= RAW RECORDS =

****************************************

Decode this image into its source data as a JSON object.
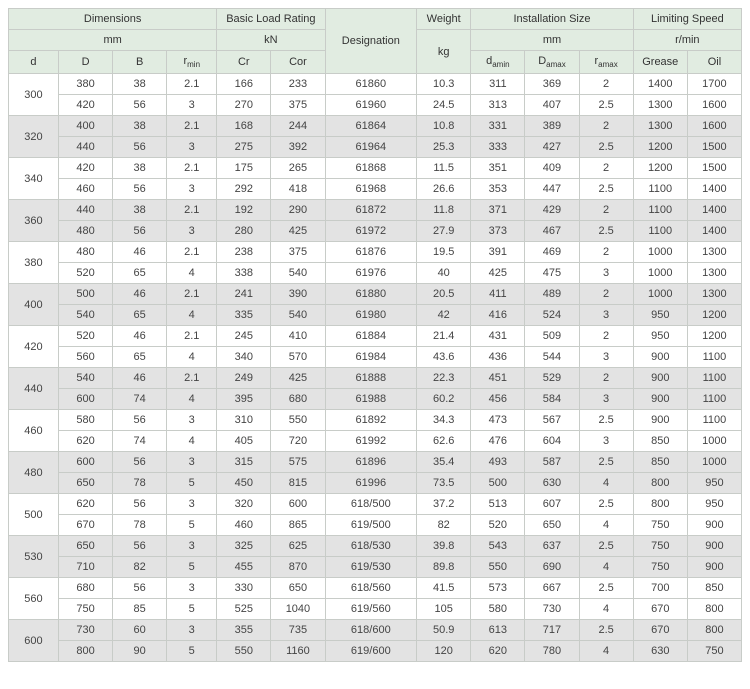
{
  "header": {
    "dimensions": "Dimensions",
    "mm": "mm",
    "basic_load": "Basic Load Rating",
    "kN": "kN",
    "designation": "Designation",
    "weight": "Weight",
    "kg": "kg",
    "install_size": "Installation Size",
    "limit_speed": "Limiting Speed",
    "rmin": "r/min",
    "d": "d",
    "D": "D",
    "B": "B",
    "r_min": "r",
    "r_min_sub": "min",
    "Cr": "Cr",
    "Cor": "Cor",
    "d_amin": "d",
    "d_amin_sub": "amin",
    "D_amax": "D",
    "D_amax_sub": "amax",
    "r_amax": "r",
    "r_amax_sub": "amax",
    "grease": "Grease",
    "oil": "Oil"
  },
  "groups": [
    {
      "d": "300",
      "shade": false,
      "rows": [
        [
          "380",
          "38",
          "2.1",
          "166",
          "233",
          "61860",
          "10.3",
          "311",
          "369",
          "2",
          "1400",
          "1700"
        ],
        [
          "420",
          "56",
          "3",
          "270",
          "375",
          "61960",
          "24.5",
          "313",
          "407",
          "2.5",
          "1300",
          "1600"
        ]
      ]
    },
    {
      "d": "320",
      "shade": true,
      "rows": [
        [
          "400",
          "38",
          "2.1",
          "168",
          "244",
          "61864",
          "10.8",
          "331",
          "389",
          "2",
          "1300",
          "1600"
        ],
        [
          "440",
          "56",
          "3",
          "275",
          "392",
          "61964",
          "25.3",
          "333",
          "427",
          "2.5",
          "1200",
          "1500"
        ]
      ]
    },
    {
      "d": "340",
      "shade": false,
      "rows": [
        [
          "420",
          "38",
          "2.1",
          "175",
          "265",
          "61868",
          "11.5",
          "351",
          "409",
          "2",
          "1200",
          "1500"
        ],
        [
          "460",
          "56",
          "3",
          "292",
          "418",
          "61968",
          "26.6",
          "353",
          "447",
          "2.5",
          "1100",
          "1400"
        ]
      ]
    },
    {
      "d": "360",
      "shade": true,
      "rows": [
        [
          "440",
          "38",
          "2.1",
          "192",
          "290",
          "61872",
          "11.8",
          "371",
          "429",
          "2",
          "1100",
          "1400"
        ],
        [
          "480",
          "56",
          "3",
          "280",
          "425",
          "61972",
          "27.9",
          "373",
          "467",
          "2.5",
          "1100",
          "1400"
        ]
      ]
    },
    {
      "d": "380",
      "shade": false,
      "rows": [
        [
          "480",
          "46",
          "2.1",
          "238",
          "375",
          "61876",
          "19.5",
          "391",
          "469",
          "2",
          "1000",
          "1300"
        ],
        [
          "520",
          "65",
          "4",
          "338",
          "540",
          "61976",
          "40",
          "425",
          "475",
          "3",
          "1000",
          "1300"
        ]
      ]
    },
    {
      "d": "400",
      "shade": true,
      "rows": [
        [
          "500",
          "46",
          "2.1",
          "241",
          "390",
          "61880",
          "20.5",
          "411",
          "489",
          "2",
          "1000",
          "1300"
        ],
        [
          "540",
          "65",
          "4",
          "335",
          "540",
          "61980",
          "42",
          "416",
          "524",
          "3",
          "950",
          "1200"
        ]
      ]
    },
    {
      "d": "420",
      "shade": false,
      "rows": [
        [
          "520",
          "46",
          "2.1",
          "245",
          "410",
          "61884",
          "21.4",
          "431",
          "509",
          "2",
          "950",
          "1200"
        ],
        [
          "560",
          "65",
          "4",
          "340",
          "570",
          "61984",
          "43.6",
          "436",
          "544",
          "3",
          "900",
          "1100"
        ]
      ]
    },
    {
      "d": "440",
      "shade": true,
      "rows": [
        [
          "540",
          "46",
          "2.1",
          "249",
          "425",
          "61888",
          "22.3",
          "451",
          "529",
          "2",
          "900",
          "1100"
        ],
        [
          "600",
          "74",
          "4",
          "395",
          "680",
          "61988",
          "60.2",
          "456",
          "584",
          "3",
          "900",
          "1100"
        ]
      ]
    },
    {
      "d": "460",
      "shade": false,
      "rows": [
        [
          "580",
          "56",
          "3",
          "310",
          "550",
          "61892",
          "34.3",
          "473",
          "567",
          "2.5",
          "900",
          "1100"
        ],
        [
          "620",
          "74",
          "4",
          "405",
          "720",
          "61992",
          "62.6",
          "476",
          "604",
          "3",
          "850",
          "1000"
        ]
      ]
    },
    {
      "d": "480",
      "shade": true,
      "rows": [
        [
          "600",
          "56",
          "3",
          "315",
          "575",
          "61896",
          "35.4",
          "493",
          "587",
          "2.5",
          "850",
          "1000"
        ],
        [
          "650",
          "78",
          "5",
          "450",
          "815",
          "61996",
          "73.5",
          "500",
          "630",
          "4",
          "800",
          "950"
        ]
      ]
    },
    {
      "d": "500",
      "shade": false,
      "rows": [
        [
          "620",
          "56",
          "3",
          "320",
          "600",
          "618/500",
          "37.2",
          "513",
          "607",
          "2.5",
          "800",
          "950"
        ],
        [
          "670",
          "78",
          "5",
          "460",
          "865",
          "619/500",
          "82",
          "520",
          "650",
          "4",
          "750",
          "900"
        ]
      ]
    },
    {
      "d": "530",
      "shade": true,
      "rows": [
        [
          "650",
          "56",
          "3",
          "325",
          "625",
          "618/530",
          "39.8",
          "543",
          "637",
          "2.5",
          "750",
          "900"
        ],
        [
          "710",
          "82",
          "5",
          "455",
          "870",
          "619/530",
          "89.8",
          "550",
          "690",
          "4",
          "750",
          "900"
        ]
      ]
    },
    {
      "d": "560",
      "shade": false,
      "rows": [
        [
          "680",
          "56",
          "3",
          "330",
          "650",
          "618/560",
          "41.5",
          "573",
          "667",
          "2.5",
          "700",
          "850"
        ],
        [
          "750",
          "85",
          "5",
          "525",
          "1040",
          "619/560",
          "105",
          "580",
          "730",
          "4",
          "670",
          "800"
        ]
      ]
    },
    {
      "d": "600",
      "shade": true,
      "rows": [
        [
          "730",
          "60",
          "3",
          "355",
          "735",
          "618/600",
          "50.9",
          "613",
          "717",
          "2.5",
          "670",
          "800"
        ],
        [
          "800",
          "90",
          "5",
          "550",
          "1160",
          "619/600",
          "120",
          "620",
          "780",
          "4",
          "630",
          "750"
        ]
      ]
    }
  ]
}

****************************************

Restate the records above in full, word for word. Keep pictures out.

Decode this image into its source data as a JSON object.
{
  "header": {
    "dimensions": "Dimensions",
    "mm": "mm",
    "basic_load": "Basic Load Rating",
    "kN": "kN",
    "designation": "Designation",
    "weight": "Weight",
    "kg": "kg",
    "install_size": "Installation Size",
    "limit_speed": "Limiting Speed",
    "rmin": "r/min",
    "d": "d",
    "D": "D",
    "B": "B",
    "r_min": "r",
    "r_min_sub": "min",
    "Cr": "Cr",
    "Cor": "Cor",
    "d_amin": "d",
    "d_amin_sub": "amin",
    "D_amax": "D",
    "D_amax_sub": "amax",
    "r_amax": "r",
    "r_amax_sub": "amax",
    "grease": "Grease",
    "oil": "Oil"
  },
  "groups": [
    {
      "d": "300",
      "shade": false,
      "rows": [
        [
          "380",
          "38",
          "2.1",
          "166",
          "233",
          "61860",
          "10.3",
          "311",
          "369",
          "2",
          "1400",
          "1700"
        ],
        [
          "420",
          "56",
          "3",
          "270",
          "375",
          "61960",
          "24.5",
          "313",
          "407",
          "2.5",
          "1300",
          "1600"
        ]
      ]
    },
    {
      "d": "320",
      "shade": true,
      "rows": [
        [
          "400",
          "38",
          "2.1",
          "168",
          "244",
          "61864",
          "10.8",
          "331",
          "389",
          "2",
          "1300",
          "1600"
        ],
        [
          "440",
          "56",
          "3",
          "275",
          "392",
          "61964",
          "25.3",
          "333",
          "427",
          "2.5",
          "1200",
          "1500"
        ]
      ]
    },
    {
      "d": "340",
      "shade": false,
      "rows": [
        [
          "420",
          "38",
          "2.1",
          "175",
          "265",
          "61868",
          "11.5",
          "351",
          "409",
          "2",
          "1200",
          "1500"
        ],
        [
          "460",
          "56",
          "3",
          "292",
          "418",
          "61968",
          "26.6",
          "353",
          "447",
          "2.5",
          "1100",
          "1400"
        ]
      ]
    },
    {
      "d": "360",
      "shade": true,
      "rows": [
        [
          "440",
          "38",
          "2.1",
          "192",
          "290",
          "61872",
          "11.8",
          "371",
          "429",
          "2",
          "1100",
          "1400"
        ],
        [
          "480",
          "56",
          "3",
          "280",
          "425",
          "61972",
          "27.9",
          "373",
          "467",
          "2.5",
          "1100",
          "1400"
        ]
      ]
    },
    {
      "d": "380",
      "shade": false,
      "rows": [
        [
          "480",
          "46",
          "2.1",
          "238",
          "375",
          "61876",
          "19.5",
          "391",
          "469",
          "2",
          "1000",
          "1300"
        ],
        [
          "520",
          "65",
          "4",
          "338",
          "540",
          "61976",
          "40",
          "425",
          "475",
          "3",
          "1000",
          "1300"
        ]
      ]
    },
    {
      "d": "400",
      "shade": true,
      "rows": [
        [
          "500",
          "46",
          "2.1",
          "241",
          "390",
          "61880",
          "20.5",
          "411",
          "489",
          "2",
          "1000",
          "1300"
        ],
        [
          "540",
          "65",
          "4",
          "335",
          "540",
          "61980",
          "42",
          "416",
          "524",
          "3",
          "950",
          "1200"
        ]
      ]
    },
    {
      "d": "420",
      "shade": false,
      "rows": [
        [
          "520",
          "46",
          "2.1",
          "245",
          "410",
          "61884",
          "21.4",
          "431",
          "509",
          "2",
          "950",
          "1200"
        ],
        [
          "560",
          "65",
          "4",
          "340",
          "570",
          "61984",
          "43.6",
          "436",
          "544",
          "3",
          "900",
          "1100"
        ]
      ]
    },
    {
      "d": "440",
      "shade": true,
      "rows": [
        [
          "540",
          "46",
          "2.1",
          "249",
          "425",
          "61888",
          "22.3",
          "451",
          "529",
          "2",
          "900",
          "1100"
        ],
        [
          "600",
          "74",
          "4",
          "395",
          "680",
          "61988",
          "60.2",
          "456",
          "584",
          "3",
          "900",
          "1100"
        ]
      ]
    },
    {
      "d": "460",
      "shade": false,
      "rows": [
        [
          "580",
          "56",
          "3",
          "310",
          "550",
          "61892",
          "34.3",
          "473",
          "567",
          "2.5",
          "900",
          "1100"
        ],
        [
          "620",
          "74",
          "4",
          "405",
          "720",
          "61992",
          "62.6",
          "476",
          "604",
          "3",
          "850",
          "1000"
        ]
      ]
    },
    {
      "d": "480",
      "shade": true,
      "rows": [
        [
          "600",
          "56",
          "3",
          "315",
          "575",
          "61896",
          "35.4",
          "493",
          "587",
          "2.5",
          "850",
          "1000"
        ],
        [
          "650",
          "78",
          "5",
          "450",
          "815",
          "61996",
          "73.5",
          "500",
          "630",
          "4",
          "800",
          "950"
        ]
      ]
    },
    {
      "d": "500",
      "shade": false,
      "rows": [
        [
          "620",
          "56",
          "3",
          "320",
          "600",
          "618/500",
          "37.2",
          "513",
          "607",
          "2.5",
          "800",
          "950"
        ],
        [
          "670",
          "78",
          "5",
          "460",
          "865",
          "619/500",
          "82",
          "520",
          "650",
          "4",
          "750",
          "900"
        ]
      ]
    },
    {
      "d": "530",
      "shade": true,
      "rows": [
        [
          "650",
          "56",
          "3",
          "325",
          "625",
          "618/530",
          "39.8",
          "543",
          "637",
          "2.5",
          "750",
          "900"
        ],
        [
          "710",
          "82",
          "5",
          "455",
          "870",
          "619/530",
          "89.8",
          "550",
          "690",
          "4",
          "750",
          "900"
        ]
      ]
    },
    {
      "d": "560",
      "shade": false,
      "rows": [
        [
          "680",
          "56",
          "3",
          "330",
          "650",
          "618/560",
          "41.5",
          "573",
          "667",
          "2.5",
          "700",
          "850"
        ],
        [
          "750",
          "85",
          "5",
          "525",
          "1040",
          "619/560",
          "105",
          "580",
          "730",
          "4",
          "670",
          "800"
        ]
      ]
    },
    {
      "d": "600",
      "shade": true,
      "rows": [
        [
          "730",
          "60",
          "3",
          "355",
          "735",
          "618/600",
          "50.9",
          "613",
          "717",
          "2.5",
          "670",
          "800"
        ],
        [
          "800",
          "90",
          "5",
          "550",
          "1160",
          "619/600",
          "120",
          "620",
          "780",
          "4",
          "630",
          "750"
        ]
      ]
    }
  ]
}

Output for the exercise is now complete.